- **BRIEF**
Wherever the word "took" shows up in a line, please copy that line.

>> START RECORDS TO PROCESS

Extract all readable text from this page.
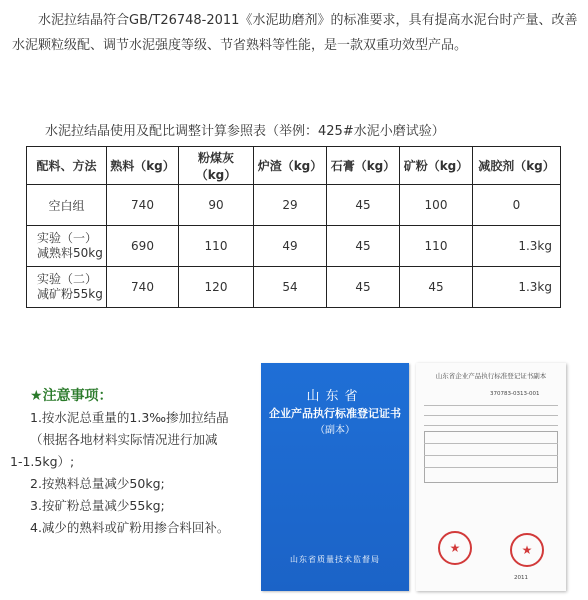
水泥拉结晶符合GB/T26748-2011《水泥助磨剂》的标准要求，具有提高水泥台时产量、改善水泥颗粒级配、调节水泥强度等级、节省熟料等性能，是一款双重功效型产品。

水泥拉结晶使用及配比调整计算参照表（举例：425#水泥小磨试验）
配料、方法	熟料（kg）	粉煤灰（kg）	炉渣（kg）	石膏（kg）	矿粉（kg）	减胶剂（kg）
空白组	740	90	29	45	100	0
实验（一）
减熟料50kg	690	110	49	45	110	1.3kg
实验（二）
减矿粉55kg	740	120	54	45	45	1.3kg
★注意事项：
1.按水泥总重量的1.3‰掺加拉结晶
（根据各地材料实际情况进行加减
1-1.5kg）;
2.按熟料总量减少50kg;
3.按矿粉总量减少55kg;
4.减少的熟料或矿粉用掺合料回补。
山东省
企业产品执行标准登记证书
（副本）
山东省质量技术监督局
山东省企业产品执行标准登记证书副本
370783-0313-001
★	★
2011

>> END RECORDS TO PROCESS
>> START RECORDS TO PROCESS

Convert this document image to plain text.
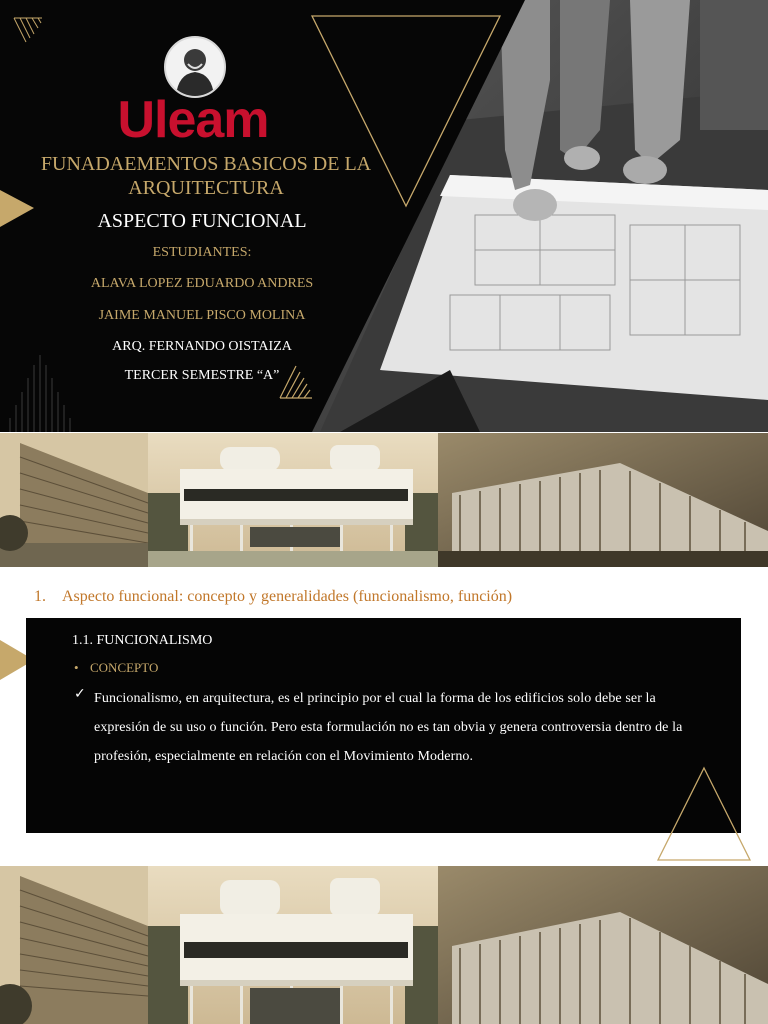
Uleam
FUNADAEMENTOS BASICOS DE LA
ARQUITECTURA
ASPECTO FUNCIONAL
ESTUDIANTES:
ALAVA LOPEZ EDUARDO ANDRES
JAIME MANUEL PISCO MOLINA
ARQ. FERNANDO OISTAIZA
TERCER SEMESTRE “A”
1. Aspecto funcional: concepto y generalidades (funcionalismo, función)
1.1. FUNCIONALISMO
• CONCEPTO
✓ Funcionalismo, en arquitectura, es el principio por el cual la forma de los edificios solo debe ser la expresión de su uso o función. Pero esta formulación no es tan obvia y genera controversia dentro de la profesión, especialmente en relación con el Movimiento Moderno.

>> END RECORDS TO PROCESS
>> START RECORDS TO PROCESS

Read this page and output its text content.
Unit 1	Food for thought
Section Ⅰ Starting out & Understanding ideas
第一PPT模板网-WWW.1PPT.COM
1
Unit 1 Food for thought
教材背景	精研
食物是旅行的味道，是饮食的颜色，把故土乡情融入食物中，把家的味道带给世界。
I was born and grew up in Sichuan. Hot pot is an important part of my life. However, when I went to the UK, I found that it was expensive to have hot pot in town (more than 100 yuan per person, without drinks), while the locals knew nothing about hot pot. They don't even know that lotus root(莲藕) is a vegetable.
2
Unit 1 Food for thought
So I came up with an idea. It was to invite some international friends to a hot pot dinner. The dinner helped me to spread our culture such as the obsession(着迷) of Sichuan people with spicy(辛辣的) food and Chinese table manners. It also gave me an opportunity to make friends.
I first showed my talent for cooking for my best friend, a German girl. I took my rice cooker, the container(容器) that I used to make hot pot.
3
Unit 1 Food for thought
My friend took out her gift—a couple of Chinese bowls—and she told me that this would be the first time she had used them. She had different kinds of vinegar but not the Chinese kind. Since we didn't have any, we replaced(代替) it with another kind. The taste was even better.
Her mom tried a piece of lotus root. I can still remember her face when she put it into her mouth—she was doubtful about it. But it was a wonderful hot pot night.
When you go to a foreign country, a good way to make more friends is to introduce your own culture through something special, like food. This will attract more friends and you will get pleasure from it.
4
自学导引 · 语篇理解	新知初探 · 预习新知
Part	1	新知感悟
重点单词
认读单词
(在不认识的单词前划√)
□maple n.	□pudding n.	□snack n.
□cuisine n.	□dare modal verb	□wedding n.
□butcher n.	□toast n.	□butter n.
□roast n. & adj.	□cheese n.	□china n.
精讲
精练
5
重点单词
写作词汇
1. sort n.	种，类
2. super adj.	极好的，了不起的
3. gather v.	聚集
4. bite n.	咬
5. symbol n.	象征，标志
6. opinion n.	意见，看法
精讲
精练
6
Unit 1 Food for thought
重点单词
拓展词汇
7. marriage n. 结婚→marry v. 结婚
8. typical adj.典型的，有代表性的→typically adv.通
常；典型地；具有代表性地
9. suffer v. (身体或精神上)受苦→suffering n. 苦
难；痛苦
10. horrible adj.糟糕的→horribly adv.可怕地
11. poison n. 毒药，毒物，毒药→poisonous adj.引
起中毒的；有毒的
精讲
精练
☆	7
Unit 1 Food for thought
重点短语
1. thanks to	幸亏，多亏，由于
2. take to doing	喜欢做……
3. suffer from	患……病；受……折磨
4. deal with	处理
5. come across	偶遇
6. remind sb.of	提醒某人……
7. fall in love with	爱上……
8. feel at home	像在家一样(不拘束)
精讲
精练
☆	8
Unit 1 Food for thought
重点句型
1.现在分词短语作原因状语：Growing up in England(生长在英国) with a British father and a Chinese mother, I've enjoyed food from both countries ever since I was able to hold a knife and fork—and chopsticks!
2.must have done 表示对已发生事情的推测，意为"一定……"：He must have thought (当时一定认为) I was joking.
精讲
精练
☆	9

>> END RECORDS TO PROCESS

- **COMPLETE OUTPUT**
I first showed my talent for cooking for my best friend, a German girl. I took my rice cooker, the container(容器) that I used to make hot pot.
My friend took out her gift—a couple of Chinese bowls—and she told me that this would be the first time she had used them. She had different kinds of vinegar but not the Chinese kind. Since we didn't have any, we replaced(代替) it with another kind. The taste was even better.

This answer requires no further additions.